* begin Exercise materials *

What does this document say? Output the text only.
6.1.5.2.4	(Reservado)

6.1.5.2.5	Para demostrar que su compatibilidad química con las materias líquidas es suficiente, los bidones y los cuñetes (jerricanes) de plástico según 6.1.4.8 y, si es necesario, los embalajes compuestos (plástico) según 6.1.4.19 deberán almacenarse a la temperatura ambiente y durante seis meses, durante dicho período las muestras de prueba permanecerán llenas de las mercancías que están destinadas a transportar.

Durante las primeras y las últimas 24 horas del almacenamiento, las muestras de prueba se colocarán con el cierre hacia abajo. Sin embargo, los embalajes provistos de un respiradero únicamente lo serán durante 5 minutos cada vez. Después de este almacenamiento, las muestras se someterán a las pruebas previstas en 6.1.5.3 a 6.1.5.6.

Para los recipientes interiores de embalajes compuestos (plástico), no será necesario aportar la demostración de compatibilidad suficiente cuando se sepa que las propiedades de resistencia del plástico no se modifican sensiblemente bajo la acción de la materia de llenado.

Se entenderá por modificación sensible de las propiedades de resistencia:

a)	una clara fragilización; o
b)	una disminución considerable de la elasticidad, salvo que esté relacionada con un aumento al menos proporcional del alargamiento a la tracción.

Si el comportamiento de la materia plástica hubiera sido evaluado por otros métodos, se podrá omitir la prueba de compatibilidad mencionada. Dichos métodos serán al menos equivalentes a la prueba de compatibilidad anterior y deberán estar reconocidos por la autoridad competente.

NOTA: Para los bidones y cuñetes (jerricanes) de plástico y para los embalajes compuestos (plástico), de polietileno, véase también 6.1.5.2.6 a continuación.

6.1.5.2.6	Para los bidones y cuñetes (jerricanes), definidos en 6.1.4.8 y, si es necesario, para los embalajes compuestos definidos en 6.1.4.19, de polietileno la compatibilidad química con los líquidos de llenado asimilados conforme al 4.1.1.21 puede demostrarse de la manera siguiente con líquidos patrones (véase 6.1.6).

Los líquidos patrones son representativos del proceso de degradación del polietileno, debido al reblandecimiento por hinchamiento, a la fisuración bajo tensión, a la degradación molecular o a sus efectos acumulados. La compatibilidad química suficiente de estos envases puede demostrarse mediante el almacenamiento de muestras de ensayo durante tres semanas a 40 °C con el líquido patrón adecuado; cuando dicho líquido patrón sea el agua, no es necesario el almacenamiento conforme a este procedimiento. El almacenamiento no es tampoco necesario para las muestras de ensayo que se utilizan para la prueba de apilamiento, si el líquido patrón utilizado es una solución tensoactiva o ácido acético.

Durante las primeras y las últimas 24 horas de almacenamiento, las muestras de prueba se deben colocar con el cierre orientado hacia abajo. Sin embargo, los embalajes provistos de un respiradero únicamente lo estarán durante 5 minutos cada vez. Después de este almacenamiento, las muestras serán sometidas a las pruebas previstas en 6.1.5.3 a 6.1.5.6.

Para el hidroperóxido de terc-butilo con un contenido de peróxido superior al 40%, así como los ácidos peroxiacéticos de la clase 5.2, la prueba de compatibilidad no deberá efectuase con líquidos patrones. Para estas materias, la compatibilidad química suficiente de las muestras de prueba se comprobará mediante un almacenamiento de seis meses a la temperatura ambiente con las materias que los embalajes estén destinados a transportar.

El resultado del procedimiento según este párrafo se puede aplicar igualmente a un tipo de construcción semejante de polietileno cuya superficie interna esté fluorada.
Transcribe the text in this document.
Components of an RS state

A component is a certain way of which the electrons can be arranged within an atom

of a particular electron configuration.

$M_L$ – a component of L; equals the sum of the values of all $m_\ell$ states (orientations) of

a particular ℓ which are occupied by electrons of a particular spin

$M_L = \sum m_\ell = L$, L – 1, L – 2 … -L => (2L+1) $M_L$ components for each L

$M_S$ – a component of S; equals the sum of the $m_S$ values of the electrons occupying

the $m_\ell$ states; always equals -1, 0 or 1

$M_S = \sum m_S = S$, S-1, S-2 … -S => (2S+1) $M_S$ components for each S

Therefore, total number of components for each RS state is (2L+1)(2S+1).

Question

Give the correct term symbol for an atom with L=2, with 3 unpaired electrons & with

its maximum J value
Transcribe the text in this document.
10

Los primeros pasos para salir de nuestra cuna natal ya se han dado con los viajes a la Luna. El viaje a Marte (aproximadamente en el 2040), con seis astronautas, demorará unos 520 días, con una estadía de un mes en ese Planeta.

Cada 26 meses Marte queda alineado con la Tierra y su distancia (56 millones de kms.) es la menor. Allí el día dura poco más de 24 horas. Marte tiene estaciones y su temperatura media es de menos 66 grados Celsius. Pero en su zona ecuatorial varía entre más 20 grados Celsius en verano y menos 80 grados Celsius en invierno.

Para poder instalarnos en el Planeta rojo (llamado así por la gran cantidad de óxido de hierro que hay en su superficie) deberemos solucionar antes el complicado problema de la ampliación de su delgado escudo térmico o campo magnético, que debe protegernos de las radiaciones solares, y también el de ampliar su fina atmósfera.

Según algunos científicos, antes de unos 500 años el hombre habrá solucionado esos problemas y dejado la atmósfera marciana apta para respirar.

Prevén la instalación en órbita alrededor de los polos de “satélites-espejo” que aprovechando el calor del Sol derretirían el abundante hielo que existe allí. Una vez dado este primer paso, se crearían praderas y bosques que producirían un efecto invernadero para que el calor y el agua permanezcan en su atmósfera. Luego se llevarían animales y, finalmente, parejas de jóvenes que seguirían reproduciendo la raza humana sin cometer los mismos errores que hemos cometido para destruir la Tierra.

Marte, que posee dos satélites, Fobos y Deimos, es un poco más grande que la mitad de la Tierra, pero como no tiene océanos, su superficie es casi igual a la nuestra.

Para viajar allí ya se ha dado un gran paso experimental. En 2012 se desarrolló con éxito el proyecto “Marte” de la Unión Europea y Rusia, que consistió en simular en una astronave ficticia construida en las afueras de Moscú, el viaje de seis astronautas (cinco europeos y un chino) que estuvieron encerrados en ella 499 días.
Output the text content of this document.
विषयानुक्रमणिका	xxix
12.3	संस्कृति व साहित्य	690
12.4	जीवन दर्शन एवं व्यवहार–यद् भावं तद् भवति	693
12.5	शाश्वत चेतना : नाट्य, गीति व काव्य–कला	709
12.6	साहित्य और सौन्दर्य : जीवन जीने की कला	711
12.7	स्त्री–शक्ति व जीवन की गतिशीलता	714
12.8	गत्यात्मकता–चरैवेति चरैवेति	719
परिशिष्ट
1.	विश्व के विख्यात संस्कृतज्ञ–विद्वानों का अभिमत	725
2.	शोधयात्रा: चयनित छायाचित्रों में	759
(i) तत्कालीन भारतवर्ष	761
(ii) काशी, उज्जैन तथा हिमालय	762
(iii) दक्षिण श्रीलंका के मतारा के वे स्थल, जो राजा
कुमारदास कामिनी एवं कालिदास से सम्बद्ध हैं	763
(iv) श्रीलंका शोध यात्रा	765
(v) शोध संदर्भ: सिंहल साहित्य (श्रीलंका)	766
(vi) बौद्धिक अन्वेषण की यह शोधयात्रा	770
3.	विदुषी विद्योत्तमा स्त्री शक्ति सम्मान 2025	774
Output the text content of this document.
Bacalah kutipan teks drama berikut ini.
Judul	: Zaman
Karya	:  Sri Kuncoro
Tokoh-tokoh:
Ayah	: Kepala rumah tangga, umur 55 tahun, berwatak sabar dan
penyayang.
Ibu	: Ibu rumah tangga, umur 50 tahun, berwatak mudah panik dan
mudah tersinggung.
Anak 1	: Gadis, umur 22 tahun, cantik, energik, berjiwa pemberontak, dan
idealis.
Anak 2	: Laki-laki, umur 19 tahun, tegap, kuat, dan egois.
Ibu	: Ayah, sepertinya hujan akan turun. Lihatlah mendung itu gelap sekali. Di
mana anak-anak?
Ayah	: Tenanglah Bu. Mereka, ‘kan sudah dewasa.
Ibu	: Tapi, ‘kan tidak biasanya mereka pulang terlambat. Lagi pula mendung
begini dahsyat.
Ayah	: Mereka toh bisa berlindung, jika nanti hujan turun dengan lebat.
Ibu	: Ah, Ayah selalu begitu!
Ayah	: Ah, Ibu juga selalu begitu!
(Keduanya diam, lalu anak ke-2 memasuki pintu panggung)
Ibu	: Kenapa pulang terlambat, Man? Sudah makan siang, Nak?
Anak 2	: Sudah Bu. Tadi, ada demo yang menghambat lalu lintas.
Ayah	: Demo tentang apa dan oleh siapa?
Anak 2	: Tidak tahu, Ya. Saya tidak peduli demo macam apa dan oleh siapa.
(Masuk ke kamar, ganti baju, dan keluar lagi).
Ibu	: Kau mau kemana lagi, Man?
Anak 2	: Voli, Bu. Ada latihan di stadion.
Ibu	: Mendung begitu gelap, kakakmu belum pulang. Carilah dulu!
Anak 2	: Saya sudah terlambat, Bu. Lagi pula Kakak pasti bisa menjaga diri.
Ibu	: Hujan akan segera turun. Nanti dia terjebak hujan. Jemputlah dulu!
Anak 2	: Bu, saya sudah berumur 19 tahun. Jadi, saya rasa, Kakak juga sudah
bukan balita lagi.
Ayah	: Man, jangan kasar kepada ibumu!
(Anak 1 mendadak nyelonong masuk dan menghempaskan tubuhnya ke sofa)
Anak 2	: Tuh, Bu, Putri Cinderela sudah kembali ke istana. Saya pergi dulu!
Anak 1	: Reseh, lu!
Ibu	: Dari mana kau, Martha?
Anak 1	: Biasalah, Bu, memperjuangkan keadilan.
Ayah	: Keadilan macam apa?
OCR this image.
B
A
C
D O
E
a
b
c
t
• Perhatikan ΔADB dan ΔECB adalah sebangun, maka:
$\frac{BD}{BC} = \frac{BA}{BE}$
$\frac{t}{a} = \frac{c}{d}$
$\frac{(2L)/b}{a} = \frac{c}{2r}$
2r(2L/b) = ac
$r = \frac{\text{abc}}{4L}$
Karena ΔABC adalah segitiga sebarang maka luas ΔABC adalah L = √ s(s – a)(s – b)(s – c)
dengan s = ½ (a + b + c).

* end Exercise materials *

**Description of the task:** Which lines contain the word "dengan"? Copy each of them.

**Exercise output:**
Ayah	: Mereka toh bisa berlindung, jika nanti hujan turun dengan lebat.
dengan s = ½ (a + b + c).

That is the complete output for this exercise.